[start]
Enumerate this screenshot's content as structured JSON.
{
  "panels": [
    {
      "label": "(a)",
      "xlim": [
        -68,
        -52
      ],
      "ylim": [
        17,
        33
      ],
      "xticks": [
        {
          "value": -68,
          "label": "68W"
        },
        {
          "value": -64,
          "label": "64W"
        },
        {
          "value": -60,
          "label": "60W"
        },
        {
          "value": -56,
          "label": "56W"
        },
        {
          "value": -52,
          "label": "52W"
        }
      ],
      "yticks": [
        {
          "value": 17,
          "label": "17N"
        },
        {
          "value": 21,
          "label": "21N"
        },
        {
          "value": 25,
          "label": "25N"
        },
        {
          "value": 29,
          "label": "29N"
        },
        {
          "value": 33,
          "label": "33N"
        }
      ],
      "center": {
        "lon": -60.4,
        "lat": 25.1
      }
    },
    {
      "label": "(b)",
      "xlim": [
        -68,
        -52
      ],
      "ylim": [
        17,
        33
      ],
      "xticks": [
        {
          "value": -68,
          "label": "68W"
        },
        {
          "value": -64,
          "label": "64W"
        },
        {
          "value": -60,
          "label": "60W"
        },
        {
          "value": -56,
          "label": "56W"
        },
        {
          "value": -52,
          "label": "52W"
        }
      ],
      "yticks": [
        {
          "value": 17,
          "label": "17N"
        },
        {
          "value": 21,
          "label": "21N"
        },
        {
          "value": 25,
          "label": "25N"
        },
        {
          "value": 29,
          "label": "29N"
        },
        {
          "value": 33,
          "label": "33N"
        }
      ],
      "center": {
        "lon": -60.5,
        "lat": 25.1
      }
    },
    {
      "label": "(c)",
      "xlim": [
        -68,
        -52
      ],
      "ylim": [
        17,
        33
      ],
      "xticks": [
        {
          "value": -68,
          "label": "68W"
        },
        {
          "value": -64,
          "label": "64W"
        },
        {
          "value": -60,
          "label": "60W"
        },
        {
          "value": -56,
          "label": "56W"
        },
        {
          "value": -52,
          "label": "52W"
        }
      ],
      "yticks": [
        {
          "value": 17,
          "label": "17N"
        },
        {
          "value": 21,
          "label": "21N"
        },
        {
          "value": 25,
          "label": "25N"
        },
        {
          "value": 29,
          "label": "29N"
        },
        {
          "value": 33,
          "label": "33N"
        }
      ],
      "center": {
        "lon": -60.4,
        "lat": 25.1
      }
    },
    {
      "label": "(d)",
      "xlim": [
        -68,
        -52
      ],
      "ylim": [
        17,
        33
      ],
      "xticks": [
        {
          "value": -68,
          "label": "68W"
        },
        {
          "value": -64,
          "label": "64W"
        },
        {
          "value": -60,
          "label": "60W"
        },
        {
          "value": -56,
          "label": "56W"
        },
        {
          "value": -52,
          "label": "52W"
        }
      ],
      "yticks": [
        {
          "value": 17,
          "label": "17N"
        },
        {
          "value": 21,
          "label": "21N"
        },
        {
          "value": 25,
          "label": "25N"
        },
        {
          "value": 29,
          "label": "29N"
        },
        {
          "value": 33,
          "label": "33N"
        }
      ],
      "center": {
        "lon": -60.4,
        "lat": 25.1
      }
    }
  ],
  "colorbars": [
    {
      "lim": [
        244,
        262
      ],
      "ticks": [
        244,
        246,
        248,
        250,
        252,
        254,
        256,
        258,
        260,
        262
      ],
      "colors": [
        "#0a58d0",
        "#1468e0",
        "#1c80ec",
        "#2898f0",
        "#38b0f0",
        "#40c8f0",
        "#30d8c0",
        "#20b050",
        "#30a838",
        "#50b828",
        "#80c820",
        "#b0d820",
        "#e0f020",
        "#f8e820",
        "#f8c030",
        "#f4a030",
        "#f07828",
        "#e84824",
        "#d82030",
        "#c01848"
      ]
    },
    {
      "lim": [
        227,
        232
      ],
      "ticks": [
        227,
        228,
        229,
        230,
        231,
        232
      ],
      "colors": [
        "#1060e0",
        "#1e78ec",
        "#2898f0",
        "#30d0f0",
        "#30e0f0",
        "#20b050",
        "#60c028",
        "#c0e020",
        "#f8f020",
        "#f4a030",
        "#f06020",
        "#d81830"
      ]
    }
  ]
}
[end]
PROBLEM DETAILS - Return every entry exactly as given.

EXERCISE RESPONSE -
Enumerate this screenshot's content as structured JSON.
{
  "panels": [
    {
      "label": "(a)",
      "xlim": [
        -68,
        -52
      ],
      "ylim": [
        17,
        33
      ],
      "xticks": [
        {
          "value": -68,
          "label": "68W"
        },
        {
          "value": -64,
          "label": "64W"
        },
        {
          "value": -60,
          "label": "60W"
        },
        {
          "value": -56,
          "label": "56W"
        },
        {
          "value": -52,
          "label": "52W"
        }
      ],
      "yticks": [
        {
          "value": 17,
          "label": "17N"
        },
        {
          "value": 21,
          "label": "21N"
        },
        {
          "value": 25,
          "label": "25N"
        },
        {
          "value": 29,
          "label": "29N"
        },
        {
          "value": 33,
          "label": "33N"
        }
      ],
      "center": {
        "lon": -60.4,
        "lat": 25.1
      }
    },
    {
      "label": "(b)",
      "xlim": [
        -68,
        -52
      ],
      "ylim": [
        17,
        33
      ],
      "xticks": [
        {
          "value": -68,
          "label": "68W"
        },
        {
          "value": -64,
          "label": "64W"
        },
        {
          "value": -60,
          "label": "60W"
        },
        {
          "value": -56,
          "label": "56W"
        },
        {
          "value": -52,
          "label": "52W"
        }
      ],
      "yticks": [
        {
          "value": 17,
          "label": "17N"
        },
        {
          "value": 21,
          "label": "21N"
        },
        {
          "value": 25,
          "label": "25N"
        },
        {
          "value": 29,
          "label": "29N"
        },
        {
          "value": 33,
          "label": "33N"
        }
      ],
      "center": {
        "lon": -60.5,
        "lat": 25.1
      }
    },
    {
      "label": "(c)",
      "xlim": [
        -68,
        -52
      ],
      "ylim": [
        17,
        33
      ],
      "xticks": [
        {
          "value": -68,
          "label": "68W"
        },
        {
          "value": -64,
          "label": "64W"
        },
        {
          "value": -60,
          "label": "60W"
        },
        {
          "value": -56,
          "label": "56W"
        },
        {
          "value": -52,
          "label": "52W"
        }
      ],
      "yticks": [
        {
          "value": 17,
          "label": "17N"
        },
        {
          "value": 21,
          "label": "21N"
        },
        {
          "value": 25,
          "label": "25N"
        },
        {
          "value": 29,
          "label": "29N"
        },
        {
          "value": 33,
          "label": "33N"
        }
      ],
      "center": {
        "lon": -60.4,
        "lat": 25.1
      }
    },
    {
      "label": "(d)",
      "xlim": [
        -68,
        -52
      ],
      "ylim": [
        17,
        33
      ],
      "xticks": [
        {
          "value": -68,
          "label": "68W"
        },
        {
          "value": -64,
          "label": "64W"
        },
        {
          "value": -60,
          "label": "60W"
        },
        {
          "value": -56,
          "label": "56W"
        },
        {
          "value": -52,
          "label": "52W"
        }
      ],
      "yticks": [
        {
          "value": 17,
          "label": "17N"
        },
        {
          "value": 21,
          "label": "21N"
        },
        {
          "value": 25,
          "label": "25N"
        },
        {
          "value": 29,
          "label": "29N"
        },
        {
          "value": 33,
          "label": "33N"
        }
      ],
      "center": {
        "lon": -60.4,
        "lat": 25.1
      }
    }
  ],
  "colorbars": [
    {
      "lim": [
        244,
        262
      ],
      "ticks": [
        244,
        246,
        248,
        250,
        252,
        254,
        256,
        258,
        260,
        262
      ],
      "colors": [
        "#0a58d0",
        "#1468e0",
        "#1c80ec",
        "#2898f0",
        "#38b0f0",
        "#40c8f0",
        "#30d8c0",
        "#20b050",
        "#30a838",
        "#50b828",
        "#80c820",
        "#b0d820",
        "#e0f020",
        "#f8e820",
        "#f8c030",
        "#f4a030",
        "#f07828",
        "#e84824",
        "#d82030",
        "#c01848"
      ]
    },
    {
      "lim": [
        227,
        232
      ],
      "ticks": [
        227,
        228,
        229,
        230,
        231,
        232
      ],
      "colors": [
        "#1060e0",
        "#1e78ec",
        "#2898f0",
        "#30d0f0",
        "#30e0f0",
        "#20b050",
        "#60c028",
        "#c0e020",
        "#f8f020",
        "#f4a030",
        "#f06020",
        "#d81830"
      ]
    }
  ]
}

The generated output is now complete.